▶ **Instruction**
Using the material below, copy every line where "pengertian" appears.

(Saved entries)
[start]
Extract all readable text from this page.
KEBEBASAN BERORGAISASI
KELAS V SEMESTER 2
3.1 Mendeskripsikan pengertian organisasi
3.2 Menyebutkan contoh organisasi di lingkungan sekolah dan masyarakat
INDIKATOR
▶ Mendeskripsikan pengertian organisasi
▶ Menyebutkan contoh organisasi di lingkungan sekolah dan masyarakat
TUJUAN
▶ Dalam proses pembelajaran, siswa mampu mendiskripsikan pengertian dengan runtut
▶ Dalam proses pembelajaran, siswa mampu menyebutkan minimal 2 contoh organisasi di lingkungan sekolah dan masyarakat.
[end]
▶ **Exercise solution**
3.1 Mendeskripsikan pengertian organisasi
▶ Mendeskripsikan pengertian organisasi
▶ Dalam proses pembelajaran, siswa mampu mendiskripsikan pengertian dengan runtut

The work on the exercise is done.